**Job**
Copy every entry exactly.

[start Data]

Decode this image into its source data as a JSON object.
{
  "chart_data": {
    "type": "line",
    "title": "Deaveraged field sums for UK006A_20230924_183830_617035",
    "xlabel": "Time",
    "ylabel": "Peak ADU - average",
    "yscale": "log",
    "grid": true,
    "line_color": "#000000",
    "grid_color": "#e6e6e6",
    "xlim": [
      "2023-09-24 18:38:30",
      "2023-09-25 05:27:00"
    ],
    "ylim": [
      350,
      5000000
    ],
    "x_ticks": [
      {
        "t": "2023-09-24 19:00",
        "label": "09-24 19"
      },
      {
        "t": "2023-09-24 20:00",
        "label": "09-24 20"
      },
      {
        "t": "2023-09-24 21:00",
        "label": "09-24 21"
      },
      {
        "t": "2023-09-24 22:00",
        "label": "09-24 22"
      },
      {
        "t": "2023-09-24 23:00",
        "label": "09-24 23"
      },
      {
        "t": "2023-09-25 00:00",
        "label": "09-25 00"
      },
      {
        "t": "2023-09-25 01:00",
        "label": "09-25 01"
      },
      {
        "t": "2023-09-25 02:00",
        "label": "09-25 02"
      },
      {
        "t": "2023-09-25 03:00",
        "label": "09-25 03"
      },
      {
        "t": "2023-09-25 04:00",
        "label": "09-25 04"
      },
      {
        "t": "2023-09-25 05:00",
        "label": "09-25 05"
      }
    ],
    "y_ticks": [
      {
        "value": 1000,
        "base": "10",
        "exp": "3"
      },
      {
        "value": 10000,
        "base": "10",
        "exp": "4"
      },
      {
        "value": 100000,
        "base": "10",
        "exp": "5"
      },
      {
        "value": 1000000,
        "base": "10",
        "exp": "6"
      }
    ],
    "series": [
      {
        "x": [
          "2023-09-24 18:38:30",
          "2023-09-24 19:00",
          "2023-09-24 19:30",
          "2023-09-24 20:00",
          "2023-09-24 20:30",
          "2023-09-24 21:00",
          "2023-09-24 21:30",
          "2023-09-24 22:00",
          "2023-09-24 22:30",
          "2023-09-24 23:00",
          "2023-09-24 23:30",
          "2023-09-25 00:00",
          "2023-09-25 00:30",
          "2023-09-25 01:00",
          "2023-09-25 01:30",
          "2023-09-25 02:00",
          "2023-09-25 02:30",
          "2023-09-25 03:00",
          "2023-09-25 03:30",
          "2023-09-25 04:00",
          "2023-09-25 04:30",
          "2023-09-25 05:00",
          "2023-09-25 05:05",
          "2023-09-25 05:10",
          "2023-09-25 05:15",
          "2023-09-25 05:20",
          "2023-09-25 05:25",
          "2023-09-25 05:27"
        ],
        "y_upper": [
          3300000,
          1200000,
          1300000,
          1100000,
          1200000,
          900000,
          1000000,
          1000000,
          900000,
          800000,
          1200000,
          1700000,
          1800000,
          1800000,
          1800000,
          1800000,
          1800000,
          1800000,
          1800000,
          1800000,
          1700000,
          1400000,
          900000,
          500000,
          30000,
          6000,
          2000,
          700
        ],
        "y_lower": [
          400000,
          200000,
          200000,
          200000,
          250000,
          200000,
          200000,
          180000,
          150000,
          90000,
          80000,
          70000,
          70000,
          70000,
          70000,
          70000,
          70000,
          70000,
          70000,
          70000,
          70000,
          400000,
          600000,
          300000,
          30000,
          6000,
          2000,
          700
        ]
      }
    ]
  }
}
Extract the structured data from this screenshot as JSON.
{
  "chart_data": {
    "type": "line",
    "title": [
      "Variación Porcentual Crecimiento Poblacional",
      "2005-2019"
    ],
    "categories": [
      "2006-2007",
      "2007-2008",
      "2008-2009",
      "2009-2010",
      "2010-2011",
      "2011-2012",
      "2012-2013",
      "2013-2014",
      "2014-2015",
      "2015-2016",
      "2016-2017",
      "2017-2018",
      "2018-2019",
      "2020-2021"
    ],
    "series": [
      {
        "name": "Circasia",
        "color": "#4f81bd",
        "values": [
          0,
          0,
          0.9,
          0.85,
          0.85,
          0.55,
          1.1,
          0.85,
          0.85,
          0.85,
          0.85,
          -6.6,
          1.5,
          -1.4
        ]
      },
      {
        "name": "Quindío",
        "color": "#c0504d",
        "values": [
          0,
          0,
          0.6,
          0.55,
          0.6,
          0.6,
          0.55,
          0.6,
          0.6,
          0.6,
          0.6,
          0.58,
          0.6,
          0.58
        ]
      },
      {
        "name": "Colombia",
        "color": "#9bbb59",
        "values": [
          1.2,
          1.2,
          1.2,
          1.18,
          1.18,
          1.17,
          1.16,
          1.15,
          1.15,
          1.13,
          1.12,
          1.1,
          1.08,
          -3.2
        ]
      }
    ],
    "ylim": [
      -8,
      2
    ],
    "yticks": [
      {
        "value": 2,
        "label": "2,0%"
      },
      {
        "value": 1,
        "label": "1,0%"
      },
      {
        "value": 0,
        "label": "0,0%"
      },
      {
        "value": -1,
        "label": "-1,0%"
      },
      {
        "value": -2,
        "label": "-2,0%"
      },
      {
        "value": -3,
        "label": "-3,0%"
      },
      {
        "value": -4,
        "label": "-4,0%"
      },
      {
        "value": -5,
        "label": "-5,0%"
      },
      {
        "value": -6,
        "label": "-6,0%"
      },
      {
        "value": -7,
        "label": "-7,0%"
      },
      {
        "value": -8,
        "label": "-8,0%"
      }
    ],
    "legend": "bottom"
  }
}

[end Data]

**Solution**
Decode this image into its source data as a JSON object.
{
  "chart_data": {
    "type": "line",
    "title": "Deaveraged field sums for UK006A_20230924_183830_617035",
    "xlabel": "Time",
    "ylabel": "Peak ADU - average",
    "yscale": "log",
    "grid": true,
    "line_color": "#000000",
    "grid_color": "#e6e6e6",
    "xlim": [
      "2023-09-24 18:38:30",
      "2023-09-25 05:27:00"
    ],
    "ylim": [
      350,
      5000000
    ],
    "x_ticks": [
      {
        "t": "2023-09-24 19:00",
        "label": "09-24 19"
      },
      {
        "t": "2023-09-24 20:00",
        "label": "09-24 20"
      },
      {
        "t": "2023-09-24 21:00",
        "label": "09-24 21"
      },
      {
        "t": "2023-09-24 22:00",
        "label": "09-24 22"
      },
      {
        "t": "2023-09-24 23:00",
        "label": "09-24 23"
      },
      {
        "t": "2023-09-25 00:00",
        "label": "09-25 00"
      },
      {
        "t": "2023-09-25 01:00",
        "label": "09-25 01"
      },
      {
        "t": "2023-09-25 02:00",
        "label": "09-25 02"
      },
      {
        "t": "2023-09-25 03:00",
        "label": "09-25 03"
      },
      {
        "t": "2023-09-25 04:00",
        "label": "09-25 04"
      },
      {
        "t": "2023-09-25 05:00",
        "label": "09-25 05"
      }
    ],
    "y_ticks": [
      {
        "value": 1000,
        "base": "10",
        "exp": "3"
      },
      {
        "value": 10000,
        "base": "10",
        "exp": "4"
      },
      {
        "value": 100000,
        "base": "10",
        "exp": "5"
      },
      {
        "value": 1000000,
        "base": "10",
        "exp": "6"
      }
    ],
    "series": [
      {
        "x": [
          "2023-09-24 18:38:30",
          "2023-09-24 19:00",
          "2023-09-24 19:30",
          "2023-09-24 20:00",
          "2023-09-24 20:30",
          "2023-09-24 21:00",
          "2023-09-24 21:30",
          "2023-09-24 22:00",
          "2023-09-24 22:30",
          "2023-09-24 23:00",
          "2023-09-24 23:30",
          "2023-09-25 00:00",
          "2023-09-25 00:30",
          "2023-09-25 01:00",
          "2023-09-25 01:30",
          "2023-09-25 02:00",
          "2023-09-25 02:30",
          "2023-09-25 03:00",
          "2023-09-25 03:30",
          "2023-09-25 04:00",
          "2023-09-25 04:30",
          "2023-09-25 05:00",
          "2023-09-25 05:05",
          "2023-09-25 05:10",
          "2023-09-25 05:15",
          "2023-09-25 05:20",
          "2023-09-25 05:25",
          "2023-09-25 05:27"
        ],
        "y_upper": [
          3300000,
          1200000,
          1300000,
          1100000,
          1200000,
          900000,
          1000000,
          1000000,
          900000,
          800000,
          1200000,
          1700000,
          1800000,
          1800000,
          1800000,
          1800000,
          1800000,
          1800000,
          1800000,
          1800000,
          1700000,
          1400000,
          900000,
          500000,
          30000,
          6000,
          2000,
          700
        ],
        "y_lower": [
          400000,
          200000,
          200000,
          200000,
          250000,
          200000,
          200000,
          180000,
          150000,
          90000,
          80000,
          70000,
          70000,
          70000,
          70000,
          70000,
          70000,
          70000,
          70000,
          70000,
          70000,
          400000,
          600000,
          300000,
          30000,
          6000,
          2000,
          700
        ]
      }
    ]
  }
}
Extract the structured data from this screenshot as JSON.
{
  "chart_data": {
    "type": "line",
    "title": [
      "Variación Porcentual Crecimiento Poblacional",
      "2005-2019"
    ],
    "categories": [
      "2006-2007",
      "2007-2008",
      "2008-2009",
      "2009-2010",
      "2010-2011",
      "2011-2012",
      "2012-2013",
      "2013-2014",
      "2014-2015",
      "2015-2016",
      "2016-2017",
      "2017-2018",
      "2018-2019",
      "2020-2021"
    ],
    "series": [
      {
        "name": "Circasia",
        "color": "#4f81bd",
        "values": [
          0,
          0,
          0.9,
          0.85,
          0.85,
          0.55,
          1.1,
          0.85,
          0.85,
          0.85,
          0.85,
          -6.6,
          1.5,
          -1.4
        ]
      },
      {
        "name": "Quindío",
        "color": "#c0504d",
        "values": [
          0,
          0,
          0.6,
          0.55,
          0.6,
          0.6,
          0.55,
          0.6,
          0.6,
          0.6,
          0.6,
          0.58,
          0.6,
          0.58
        ]
      },
      {
        "name": "Colombia",
        "color": "#9bbb59",
        "values": [
          1.2,
          1.2,
          1.2,
          1.18,
          1.18,
          1.17,
          1.16,
          1.15,
          1.15,
          1.13,
          1.12,
          1.1,
          1.08,
          -3.2
        ]
      }
    ],
    "ylim": [
      -8,
      2
    ],
    "yticks": [
      {
        "value": 2,
        "label": "2,0%"
      },
      {
        "value": 1,
        "label": "1,0%"
      },
      {
        "value": 0,
        "label": "0,0%"
      },
      {
        "value": -1,
        "label": "-1,0%"
      },
      {
        "value": -2,
        "label": "-2,0%"
      },
      {
        "value": -3,
        "label": "-3,0%"
      },
      {
        "value": -4,
        "label": "-4,0%"
      },
      {
        "value": -5,
        "label": "-5,0%"
      },
      {
        "value": -6,
        "label": "-6,0%"
      },
      {
        "value": -7,
        "label": "-7,0%"
      },
      {
        "value": -8,
        "label": "-8,0%"
      }
    ],
    "legend": "bottom"
  }
}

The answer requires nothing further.